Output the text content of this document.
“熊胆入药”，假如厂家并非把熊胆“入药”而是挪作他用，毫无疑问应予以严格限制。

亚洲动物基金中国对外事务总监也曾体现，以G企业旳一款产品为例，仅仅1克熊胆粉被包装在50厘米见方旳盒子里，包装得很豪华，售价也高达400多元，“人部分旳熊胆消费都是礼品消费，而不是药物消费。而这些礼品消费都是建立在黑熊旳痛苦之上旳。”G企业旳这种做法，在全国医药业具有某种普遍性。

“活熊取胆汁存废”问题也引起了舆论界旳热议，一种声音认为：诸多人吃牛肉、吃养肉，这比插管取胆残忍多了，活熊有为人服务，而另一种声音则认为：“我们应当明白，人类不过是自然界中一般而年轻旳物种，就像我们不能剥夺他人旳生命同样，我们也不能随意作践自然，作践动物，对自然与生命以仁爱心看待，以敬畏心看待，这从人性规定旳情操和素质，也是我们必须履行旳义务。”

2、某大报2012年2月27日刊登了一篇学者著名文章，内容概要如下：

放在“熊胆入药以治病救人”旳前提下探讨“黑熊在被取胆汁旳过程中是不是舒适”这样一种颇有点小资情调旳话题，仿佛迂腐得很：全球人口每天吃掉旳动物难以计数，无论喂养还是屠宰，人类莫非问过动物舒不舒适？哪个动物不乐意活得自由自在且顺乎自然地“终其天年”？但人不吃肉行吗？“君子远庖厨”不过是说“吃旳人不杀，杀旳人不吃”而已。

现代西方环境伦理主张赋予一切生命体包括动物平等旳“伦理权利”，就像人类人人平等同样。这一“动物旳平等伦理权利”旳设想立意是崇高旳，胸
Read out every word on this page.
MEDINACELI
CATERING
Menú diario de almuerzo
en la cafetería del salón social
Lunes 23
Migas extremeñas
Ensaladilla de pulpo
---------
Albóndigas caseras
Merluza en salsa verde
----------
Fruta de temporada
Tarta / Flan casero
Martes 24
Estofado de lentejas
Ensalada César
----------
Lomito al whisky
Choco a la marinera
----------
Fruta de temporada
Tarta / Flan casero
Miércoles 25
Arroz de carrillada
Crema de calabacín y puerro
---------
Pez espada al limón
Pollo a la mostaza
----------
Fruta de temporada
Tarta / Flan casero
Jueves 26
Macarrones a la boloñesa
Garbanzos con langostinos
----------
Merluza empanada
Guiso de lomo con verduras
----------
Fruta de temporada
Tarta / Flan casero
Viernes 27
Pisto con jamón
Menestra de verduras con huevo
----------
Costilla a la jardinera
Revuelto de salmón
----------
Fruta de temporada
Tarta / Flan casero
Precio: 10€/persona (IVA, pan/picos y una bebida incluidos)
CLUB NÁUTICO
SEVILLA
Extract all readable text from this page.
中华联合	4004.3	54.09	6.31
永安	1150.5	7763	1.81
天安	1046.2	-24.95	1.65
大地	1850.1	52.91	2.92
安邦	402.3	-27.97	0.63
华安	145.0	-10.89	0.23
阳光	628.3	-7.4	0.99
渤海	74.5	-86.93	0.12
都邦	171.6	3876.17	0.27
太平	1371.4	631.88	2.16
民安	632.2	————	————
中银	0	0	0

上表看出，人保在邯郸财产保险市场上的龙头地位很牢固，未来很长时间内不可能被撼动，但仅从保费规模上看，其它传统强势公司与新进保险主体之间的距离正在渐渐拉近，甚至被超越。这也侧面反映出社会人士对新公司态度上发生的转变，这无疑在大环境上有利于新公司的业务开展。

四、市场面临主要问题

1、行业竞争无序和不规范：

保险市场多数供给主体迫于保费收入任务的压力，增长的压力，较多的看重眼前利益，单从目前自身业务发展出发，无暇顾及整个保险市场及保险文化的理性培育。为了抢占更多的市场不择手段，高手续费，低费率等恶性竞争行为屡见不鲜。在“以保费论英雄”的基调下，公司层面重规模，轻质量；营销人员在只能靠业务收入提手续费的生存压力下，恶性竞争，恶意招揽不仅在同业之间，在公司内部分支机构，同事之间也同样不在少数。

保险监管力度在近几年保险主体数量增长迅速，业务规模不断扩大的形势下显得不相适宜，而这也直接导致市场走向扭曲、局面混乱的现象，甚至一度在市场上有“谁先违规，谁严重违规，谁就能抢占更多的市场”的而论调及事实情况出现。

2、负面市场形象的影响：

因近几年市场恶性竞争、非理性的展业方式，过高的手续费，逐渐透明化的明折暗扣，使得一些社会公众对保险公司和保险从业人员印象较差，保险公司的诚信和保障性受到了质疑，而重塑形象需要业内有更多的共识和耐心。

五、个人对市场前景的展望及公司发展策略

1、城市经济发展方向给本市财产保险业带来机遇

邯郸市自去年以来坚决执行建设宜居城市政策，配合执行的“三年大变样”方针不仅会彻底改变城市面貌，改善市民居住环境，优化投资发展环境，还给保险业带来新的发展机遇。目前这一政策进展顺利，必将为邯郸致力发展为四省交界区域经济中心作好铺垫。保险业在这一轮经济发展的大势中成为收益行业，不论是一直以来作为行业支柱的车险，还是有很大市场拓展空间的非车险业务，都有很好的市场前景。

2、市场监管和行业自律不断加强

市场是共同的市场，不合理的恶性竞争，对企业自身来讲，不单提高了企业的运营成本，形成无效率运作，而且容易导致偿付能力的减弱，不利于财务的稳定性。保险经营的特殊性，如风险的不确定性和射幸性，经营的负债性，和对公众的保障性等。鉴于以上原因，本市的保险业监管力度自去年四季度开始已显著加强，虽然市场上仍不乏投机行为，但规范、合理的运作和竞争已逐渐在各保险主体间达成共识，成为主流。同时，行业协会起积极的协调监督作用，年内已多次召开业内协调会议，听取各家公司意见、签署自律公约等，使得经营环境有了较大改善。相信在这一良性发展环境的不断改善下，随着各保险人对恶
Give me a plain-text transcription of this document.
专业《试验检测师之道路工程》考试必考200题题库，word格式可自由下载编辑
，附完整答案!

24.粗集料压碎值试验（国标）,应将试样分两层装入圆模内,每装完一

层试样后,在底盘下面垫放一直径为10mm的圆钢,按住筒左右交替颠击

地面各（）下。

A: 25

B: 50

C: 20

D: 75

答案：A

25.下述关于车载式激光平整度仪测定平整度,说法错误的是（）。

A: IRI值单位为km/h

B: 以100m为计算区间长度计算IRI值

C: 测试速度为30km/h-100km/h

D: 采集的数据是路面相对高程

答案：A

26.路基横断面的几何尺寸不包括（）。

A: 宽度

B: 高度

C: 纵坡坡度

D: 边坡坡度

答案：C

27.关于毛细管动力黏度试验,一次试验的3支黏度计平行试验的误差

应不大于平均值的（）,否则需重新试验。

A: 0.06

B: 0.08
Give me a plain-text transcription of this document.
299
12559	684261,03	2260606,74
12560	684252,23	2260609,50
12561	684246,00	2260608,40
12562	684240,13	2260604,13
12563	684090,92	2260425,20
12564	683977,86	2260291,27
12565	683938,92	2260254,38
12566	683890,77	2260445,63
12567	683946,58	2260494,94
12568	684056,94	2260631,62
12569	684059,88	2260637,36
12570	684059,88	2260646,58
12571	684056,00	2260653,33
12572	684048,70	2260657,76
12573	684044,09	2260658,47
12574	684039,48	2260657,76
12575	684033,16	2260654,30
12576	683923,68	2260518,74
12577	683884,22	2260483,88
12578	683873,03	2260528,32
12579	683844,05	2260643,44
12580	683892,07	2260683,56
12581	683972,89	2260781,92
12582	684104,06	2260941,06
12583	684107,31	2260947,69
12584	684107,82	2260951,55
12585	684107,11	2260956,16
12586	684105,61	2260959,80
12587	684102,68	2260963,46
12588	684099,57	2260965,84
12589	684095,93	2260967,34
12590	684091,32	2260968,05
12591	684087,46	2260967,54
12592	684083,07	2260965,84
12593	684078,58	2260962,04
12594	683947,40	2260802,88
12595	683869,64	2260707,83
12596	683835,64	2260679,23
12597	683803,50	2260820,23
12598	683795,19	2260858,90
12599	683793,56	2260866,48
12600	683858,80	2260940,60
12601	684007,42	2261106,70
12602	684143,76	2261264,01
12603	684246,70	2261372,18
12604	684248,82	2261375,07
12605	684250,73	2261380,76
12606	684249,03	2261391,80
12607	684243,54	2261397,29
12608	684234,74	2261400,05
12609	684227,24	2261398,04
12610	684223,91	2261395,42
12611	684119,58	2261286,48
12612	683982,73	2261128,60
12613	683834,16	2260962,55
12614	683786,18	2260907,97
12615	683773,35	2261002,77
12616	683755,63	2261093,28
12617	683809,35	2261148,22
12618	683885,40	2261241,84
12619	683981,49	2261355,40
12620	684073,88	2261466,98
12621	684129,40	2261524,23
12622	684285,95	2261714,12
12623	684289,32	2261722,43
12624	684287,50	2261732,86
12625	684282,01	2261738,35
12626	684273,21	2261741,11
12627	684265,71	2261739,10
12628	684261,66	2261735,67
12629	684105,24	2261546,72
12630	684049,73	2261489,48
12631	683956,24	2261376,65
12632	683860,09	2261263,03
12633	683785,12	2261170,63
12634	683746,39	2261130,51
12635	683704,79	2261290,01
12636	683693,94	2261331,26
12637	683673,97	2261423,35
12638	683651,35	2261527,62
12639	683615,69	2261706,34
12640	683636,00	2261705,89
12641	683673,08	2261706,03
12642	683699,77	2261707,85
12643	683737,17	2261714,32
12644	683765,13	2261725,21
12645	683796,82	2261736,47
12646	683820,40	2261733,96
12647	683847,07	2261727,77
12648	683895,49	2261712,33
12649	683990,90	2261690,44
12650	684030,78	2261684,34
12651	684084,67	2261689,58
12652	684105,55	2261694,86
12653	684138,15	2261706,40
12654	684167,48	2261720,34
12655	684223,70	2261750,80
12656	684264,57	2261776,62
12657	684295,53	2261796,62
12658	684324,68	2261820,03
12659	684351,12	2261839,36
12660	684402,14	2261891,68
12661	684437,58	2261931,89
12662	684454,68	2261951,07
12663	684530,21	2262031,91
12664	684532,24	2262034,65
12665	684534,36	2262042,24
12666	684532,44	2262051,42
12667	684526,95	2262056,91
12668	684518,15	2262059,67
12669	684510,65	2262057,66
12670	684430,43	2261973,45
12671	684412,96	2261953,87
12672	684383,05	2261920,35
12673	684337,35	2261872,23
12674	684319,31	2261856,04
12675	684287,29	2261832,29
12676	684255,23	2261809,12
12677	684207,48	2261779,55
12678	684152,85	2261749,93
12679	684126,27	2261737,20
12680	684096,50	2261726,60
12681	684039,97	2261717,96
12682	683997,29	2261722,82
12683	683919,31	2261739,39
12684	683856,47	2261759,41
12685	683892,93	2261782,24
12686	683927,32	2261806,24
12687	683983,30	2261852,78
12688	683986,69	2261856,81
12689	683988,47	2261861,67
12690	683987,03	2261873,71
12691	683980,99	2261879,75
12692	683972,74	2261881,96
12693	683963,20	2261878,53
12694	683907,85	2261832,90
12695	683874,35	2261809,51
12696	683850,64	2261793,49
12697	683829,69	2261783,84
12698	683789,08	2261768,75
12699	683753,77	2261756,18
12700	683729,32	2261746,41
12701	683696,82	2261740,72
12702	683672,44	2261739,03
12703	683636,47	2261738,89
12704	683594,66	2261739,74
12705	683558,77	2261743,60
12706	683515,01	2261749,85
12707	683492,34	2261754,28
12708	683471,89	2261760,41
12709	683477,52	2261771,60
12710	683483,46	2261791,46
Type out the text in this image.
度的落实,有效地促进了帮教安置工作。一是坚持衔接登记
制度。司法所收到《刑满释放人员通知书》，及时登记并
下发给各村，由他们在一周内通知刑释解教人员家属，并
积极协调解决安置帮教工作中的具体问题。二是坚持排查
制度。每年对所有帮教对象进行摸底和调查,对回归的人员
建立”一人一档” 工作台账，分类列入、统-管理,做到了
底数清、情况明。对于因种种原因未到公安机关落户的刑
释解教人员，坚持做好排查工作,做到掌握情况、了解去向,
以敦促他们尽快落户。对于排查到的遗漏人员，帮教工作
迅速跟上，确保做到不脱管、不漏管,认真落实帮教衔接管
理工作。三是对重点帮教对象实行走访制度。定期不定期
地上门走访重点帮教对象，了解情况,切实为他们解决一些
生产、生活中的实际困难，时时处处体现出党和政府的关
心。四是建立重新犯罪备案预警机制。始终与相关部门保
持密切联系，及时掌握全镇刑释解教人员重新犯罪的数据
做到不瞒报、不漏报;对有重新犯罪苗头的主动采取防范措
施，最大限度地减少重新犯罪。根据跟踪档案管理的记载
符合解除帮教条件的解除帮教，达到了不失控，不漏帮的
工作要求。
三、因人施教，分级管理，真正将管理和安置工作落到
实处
◆ ◆ ◆ ◆
#### PROBLEM DESCRIPTION
Reproduce, exactly and with nothing added, the lines from the one that includes "Type out the text in this image." through the last line of the material.

#### TASK SOLUTION
Type out the text in this image.
度的落实,有效地促进了帮教安置工作。一是坚持衔接登记
制度。司法所收到《刑满释放人员通知书》，及时登记并
下发给各村，由他们在一周内通知刑释解教人员家属，并
积极协调解决安置帮教工作中的具体问题。二是坚持排查
制度。每年对所有帮教对象进行摸底和调查,对回归的人员
建立”一人一档” 工作台账，分类列入、统-管理,做到了
底数清、情况明。对于因种种原因未到公安机关落户的刑
释解教人员，坚持做好排查工作,做到掌握情况、了解去向,
以敦促他们尽快落户。对于排查到的遗漏人员，帮教工作
迅速跟上，确保做到不脱管、不漏管,认真落实帮教衔接管
理工作。三是对重点帮教对象实行走访制度。定期不定期
地上门走访重点帮教对象，了解情况,切实为他们解决一些
生产、生活中的实际困难，时时处处体现出党和政府的关
心。四是建立重新犯罪备案预警机制。始终与相关部门保
持密切联系，及时掌握全镇刑释解教人员重新犯罪的数据
做到不瞒报、不漏报;对有重新犯罪苗头的主动采取防范措
施，最大限度地减少重新犯罪。根据跟踪档案管理的记载
符合解除帮教条件的解除帮教，达到了不失控，不漏帮的
工作要求。
三、因人施教，分级管理，真正将管理和安置工作落到
实处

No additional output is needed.